**Set task:** Convert all of the material below into a numbered list with one entry per line, leaving out empty lines and omitting the pictures.

**Materials provided:**
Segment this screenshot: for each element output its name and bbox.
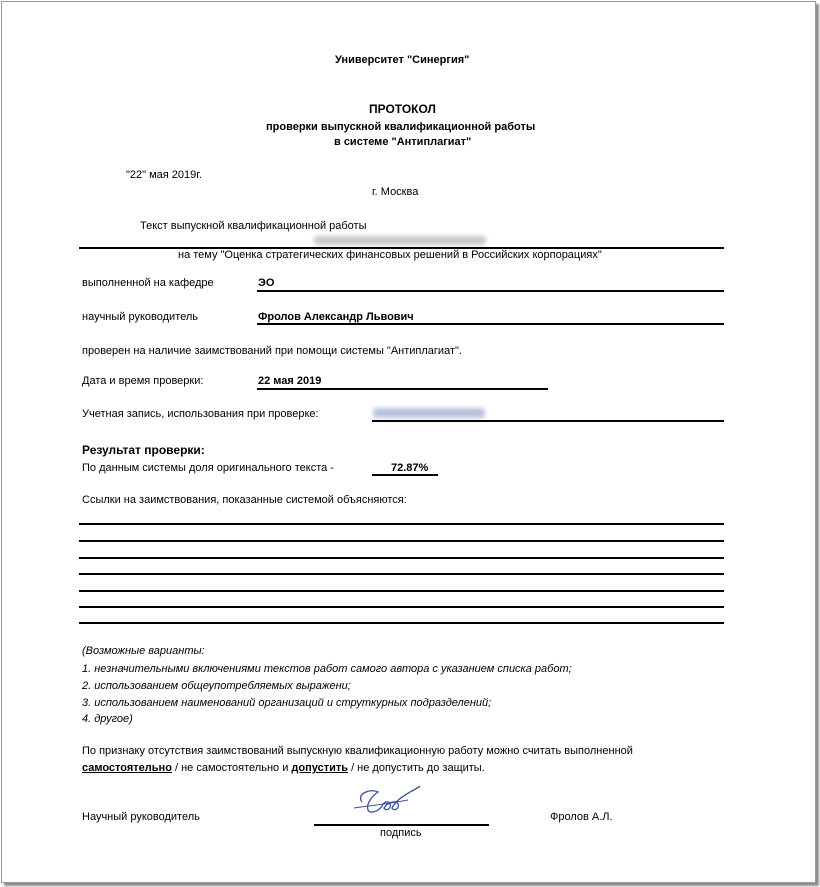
blank-line (79, 557, 724, 559)
blank-line (79, 523, 724, 525)
supervisor-value: Фролов Александр Львович (258, 311, 414, 323)
checked-statement: проверен на наличие заимствований при помощи системы "Антиплагиат". (82, 345, 462, 357)
signature-role-label: Научный руководитель (82, 811, 200, 823)
datetime-underline (257, 388, 548, 390)
option-item: 3. использованием наименований организаций и струткурных подразделений; (82, 697, 492, 709)
account-label: Учетная запись, использования при проверке: (82, 408, 319, 420)
option-item: 4. другое) (82, 713, 133, 725)
blank-line (79, 573, 724, 575)
independent-choice: самостоятельно (82, 762, 172, 774)
blank-line (79, 606, 724, 608)
protocol-date: "22" мая 2019г. (126, 169, 202, 181)
supervisor-label: научный руководитель (82, 311, 199, 323)
document-subtitle-1: проверки выпускной квалификационной работы (266, 121, 536, 133)
work-text-label: Текст выпускной квалификационной работы (140, 220, 367, 232)
document-subtitle-2: в системе "Антиплагиат" (334, 136, 472, 148)
conclusion-separator-2: / не допустить до защиты. (348, 762, 485, 774)
blank-line (79, 622, 724, 624)
signature-underline (314, 824, 489, 826)
university-name: Университет "Синергия" (335, 54, 470, 66)
blank-line (79, 590, 724, 592)
document-title: ПРОТОКОЛ (369, 102, 436, 116)
department-value: ЭО (258, 277, 275, 289)
protocol-page (1, 1, 816, 883)
supervisor-underline (257, 323, 724, 325)
datetime-value: 22 мая 2019 (258, 375, 322, 387)
result-underline (372, 474, 438, 476)
result-heading: Результат проверки: (82, 443, 205, 457)
account-underline (372, 420, 724, 422)
protocol-city: г. Москва (372, 186, 419, 198)
datetime-label: Дата и время проверки: (82, 375, 204, 387)
result-label: По данным системы доля оригинального текста - (82, 462, 334, 474)
admit-choice: допустить (291, 762, 349, 774)
borrowings-label: Ссылки на заимствования, показанные системой объясняются: (82, 494, 407, 506)
topic-line: на тему "Оценка стратегических финансовых решений в Российских корпорациях" (178, 249, 602, 261)
conclusion-separator-1: / не самостоятельно и (171, 762, 292, 774)
options-intro: (Возможные варианты: (82, 645, 205, 657)
signature-caption: подпись (380, 827, 422, 839)
blank-line (79, 540, 724, 542)
option-item: 2. использованием общеупотребляемых выражени; (82, 680, 351, 692)
redacted-account (373, 408, 485, 418)
handwritten-signature (348, 782, 428, 820)
redacted-author (314, 236, 486, 245)
option-item: 1. незначительными включениями текстов работ самого автора с указанием списка работ; (82, 663, 572, 675)
conclusion-line-1: По признаку отсутствия заимствований выпускную квалификационную работу можно считать выполненной (82, 745, 633, 757)
department-underline (257, 290, 724, 292)
supervisor-short-name: Фролов А.Л. (550, 811, 613, 823)
result-value: 72.87% (391, 462, 429, 474)
conclusion-line-2 (82, 762, 485, 774)
department-label: выполненной на кафедре (82, 277, 214, 289)
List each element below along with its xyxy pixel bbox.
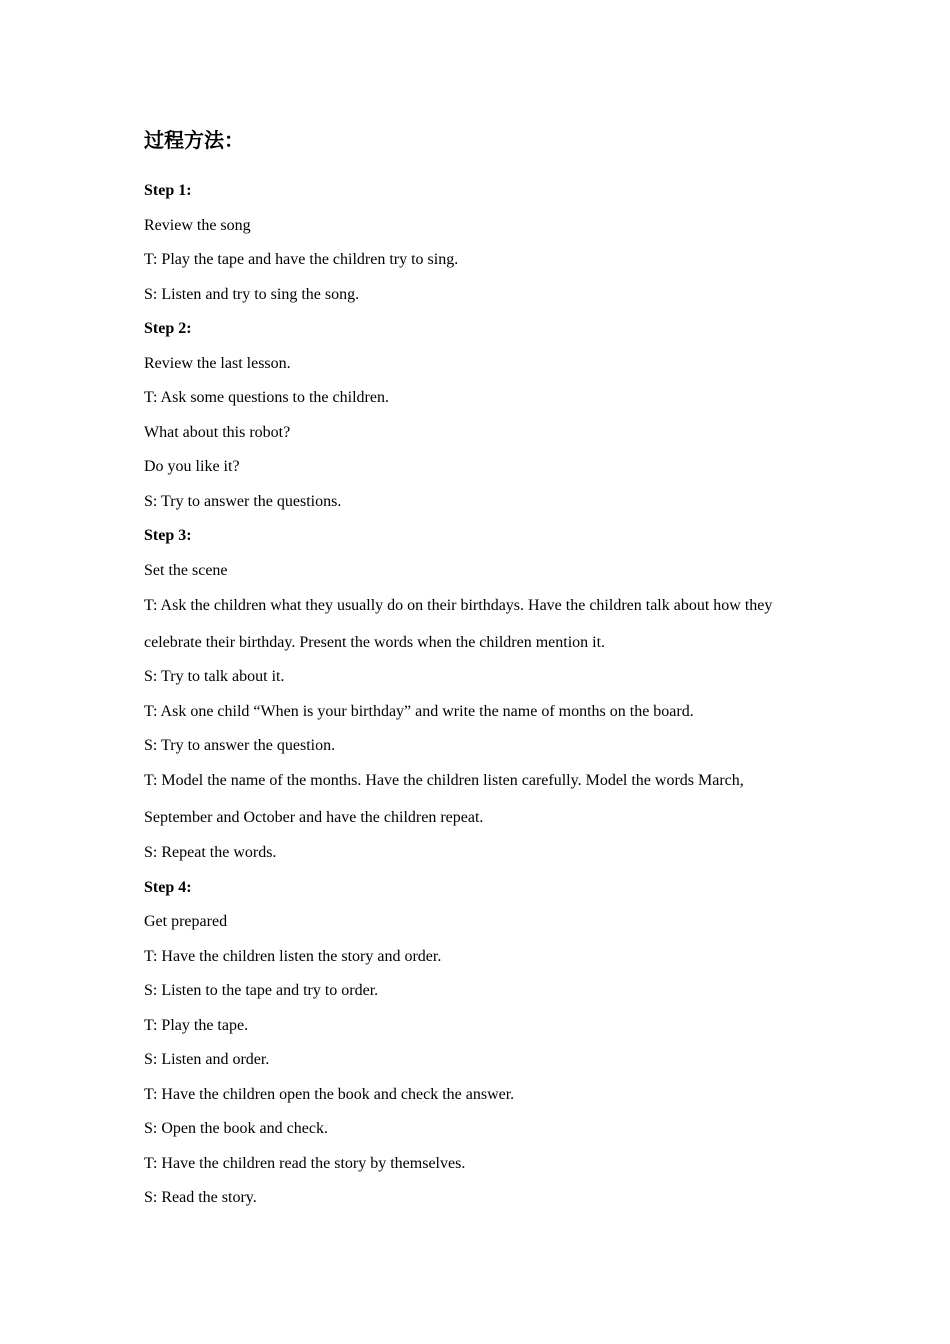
text-line: T: Play the tape. (144, 1017, 249, 1034)
text-line: T: Have the children read the story by themselves. (144, 1155, 466, 1172)
step-heading: Step 1: (144, 182, 192, 199)
text-line: Set the scene (144, 562, 228, 579)
text-line: S: Listen to the tape and try to order. (144, 982, 379, 999)
text-line: celebrate their birthday. Present the words when the children mention it. (144, 634, 606, 651)
section-heading: 过程方法： (144, 128, 244, 152)
text-line: S: Try to answer the questions. (144, 493, 342, 510)
step-heading: Step 4: (144, 879, 192, 896)
text-line: S: Open the book and check. (144, 1120, 328, 1137)
text-line: T: Ask the children what they usually do on their birthdays. Have the children talk about how they (144, 597, 773, 614)
text-line: T: Have the children listen the story and order. (144, 948, 442, 965)
text-line: T: Have the children open the book and check the answer. (144, 1086, 515, 1103)
text-line: S: Listen and order. (144, 1051, 270, 1068)
text-line: T: Ask one child “When is your birthday” and write the name of months on the board. (144, 703, 694, 720)
text-line: T: Model the name of the months. Have the children listen carefully. Model the words March, (144, 772, 744, 789)
text-line: S: Read the story. (144, 1189, 257, 1206)
text-line: S: Try to talk about it. (144, 668, 285, 685)
document-page (144, 0, 824, 1344)
text-line: T: Play the tape and have the children try to sing. (144, 251, 459, 268)
text-line: Review the song (144, 217, 251, 234)
text-line: S: Repeat the words. (144, 844, 277, 861)
step-heading: Step 3: (144, 527, 192, 544)
text-line: Get prepared (144, 913, 228, 930)
text-line: T: Ask some questions to the children. (144, 389, 389, 406)
text-line: September and October and have the children repeat. (144, 809, 484, 826)
text-line: What about this robot? (144, 424, 291, 441)
text-line: Review the last lesson. (144, 355, 291, 372)
text-line: S: Try to answer the question. (144, 737, 336, 754)
text-line: Do you like it? (144, 458, 240, 475)
step-heading: Step 2: (144, 320, 192, 337)
text-line: S: Listen and try to sing the song. (144, 286, 360, 303)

**Solution:**
1. Segment this screenshot: for each element output its name and bbox.
2. blank-line (79, 557, 724, 559)
3. blank-line (79, 523, 724, 525)
4. supervisor-value: Фролов Александр Львович (258, 311, 414, 323)
5. checked-statement: проверен на наличие заимствований при помощи системы "Антиплагиат". (82, 345, 462, 357)
6. signature-role-label: Научный руководитель (82, 811, 200, 823)
7. datetime-underline (257, 388, 548, 390)
8. option-item: 3. использованием наименований организаций и струткурных подразделений; (82, 697, 492, 709)
9. account-label: Учетная запись, использования при проверке: (82, 408, 319, 420)
10. option-item: 4. другое) (82, 713, 133, 725)
11. blank-line (79, 573, 724, 575)
12. independent-choice: самостоятельно (82, 762, 172, 774)
13. blank-line (79, 606, 724, 608)
14. protocol-date: "22" мая 2019г. (126, 169, 202, 181)
15. supervisor-label: научный руководитель (82, 311, 199, 323)
16. document-subtitle-1: проверки выпускной квалификационной работы (266, 121, 536, 133)
17. work-text-label: Текст выпускной квалификационной работы (140, 220, 367, 232)
18. document-subtitle-2: в системе "Антиплагиат" (334, 136, 472, 148)
19. conclusion-separator-2: / не допустить до защиты. (348, 762, 485, 774)
20. blank-line (79, 622, 724, 624)
21. signature-underline (314, 824, 489, 826)
22. university-name: Университет "Синергия" (335, 54, 470, 66)
23. blank-line (79, 590, 724, 592)
24. document-title: ПРОТОКОЛ (369, 102, 436, 116)
25. department-value: ЭО (258, 277, 275, 289)
26. protocol-page (1, 1, 816, 883)
27. supervisor-underline (257, 323, 724, 325)
28. datetime-value: 22 мая 2019 (258, 375, 322, 387)
29. result-underline (372, 474, 438, 476)
30. result-heading: Результат проверки: (82, 443, 205, 457)
31. account-underline (372, 420, 724, 422)
32. protocol-city: г. Москва (372, 186, 419, 198)
33. datetime-label: Дата и время проверки: (82, 375, 204, 387)
34. result-label: По данным системы доля оригинального текста - (82, 462, 334, 474)
35. admit-choice: допустить (291, 762, 349, 774)
36. borrowings-label: Ссылки на заимствования, показанные системой объясняются: (82, 494, 407, 506)
37. topic-line: на тему "Оценка стратегических финансовых решений в Российских корпорациях" (178, 249, 602, 261)
38. conclusion-separator-1: / не самостоятельно и (171, 762, 292, 774)
39. options-intro: (Возможные варианты: (82, 645, 205, 657)
40. signature-caption: подпись (380, 827, 422, 839)
41. blank-line (79, 540, 724, 542)
42. option-item: 2. использованием общеупотребляемых выражени; (82, 680, 351, 692)
43. redacted-account (373, 408, 485, 418)
44. handwritten-signature (348, 782, 428, 820)
45. redacted-author (314, 236, 486, 245)
46. option-item: 1. незначительными включениями текстов работ самого автора с указанием списка работ; (82, 663, 572, 675)
47. conclusion-line-1: По признаку отсутствия заимствований выпускную квалификационную работу можно считать выполненной (82, 745, 633, 757)
48. department-underline (257, 290, 724, 292)
49. supervisor-short-name: Фролов А.Л. (550, 811, 613, 823)
50. result-value: 72.87% (391, 462, 429, 474)
51. conclusion-line-2 (82, 762, 485, 774)
52. department-label: выполненной на кафедре (82, 277, 214, 289)
53. List each element below along with its xyxy pixel bbox.
54. text-line: T: Play the tape. (144, 1017, 249, 1034)
55. text-line: T: Have the children read the story by themselves. (144, 1155, 466, 1172)
56. step-heading: Step 1: (144, 182, 192, 199)
57. text-line: Set the scene (144, 562, 228, 579)
58. text-line: S: Listen to the tape and try to order. (144, 982, 379, 999)
59. text-line: celebrate their birthday. Present the words when the children mention it. (144, 634, 606, 651)
60. section-heading: 过程方法： (144, 128, 244, 152)
61. text-line: S: Try to answer the questions. (144, 493, 342, 510)
62. step-heading: Step 4: (144, 879, 192, 896)
63. text-line: S: Open the book and check. (144, 1120, 328, 1137)
64. text-line: T: Ask the children what they usually do on their birthdays. Have the children talk about how they (144, 597, 773, 614)
65. text-line: T: Have the children listen the story and order. (144, 948, 442, 965)
66. text-line: T: Have the children open the book and check the answer. (144, 1086, 515, 1103)
67. text-line: S: Listen and order. (144, 1051, 270, 1068)
68. text-line: T: Ask one child “When is your birthday” and write the name of months on the board. (144, 703, 694, 720)
69. text-line: T: Model the name of the months. Have the children listen carefully. Model the words March, (144, 772, 744, 789)
70. text-line: S: Read the story. (144, 1189, 257, 1206)
71. text-line: S: Try to talk about it. (144, 668, 285, 685)
72. document-page (144, 0, 824, 1344)
73. text-line: T: Play the tape and have the children try to sing. (144, 251, 459, 268)
74. text-line: Review the song (144, 217, 251, 234)
75. text-line: S: Repeat the words. (144, 844, 277, 861)
76. step-heading: Step 3: (144, 527, 192, 544)
77. text-line: Get prepared (144, 913, 228, 930)
78. text-line: T: Ask some questions to the children. (144, 389, 389, 406)
79. text-line: September and October and have the children repeat. (144, 809, 484, 826)
80. text-line: What about this robot? (144, 424, 291, 441)
81. text-line: Review the last lesson. (144, 355, 291, 372)
82. text-line: S: Try to answer the question. (144, 737, 336, 754)
83. text-line: Do you like it? (144, 458, 240, 475)
84. step-heading: Step 2: (144, 320, 192, 337)
85. text-line: S: Listen and try to sing the song. (144, 286, 360, 303)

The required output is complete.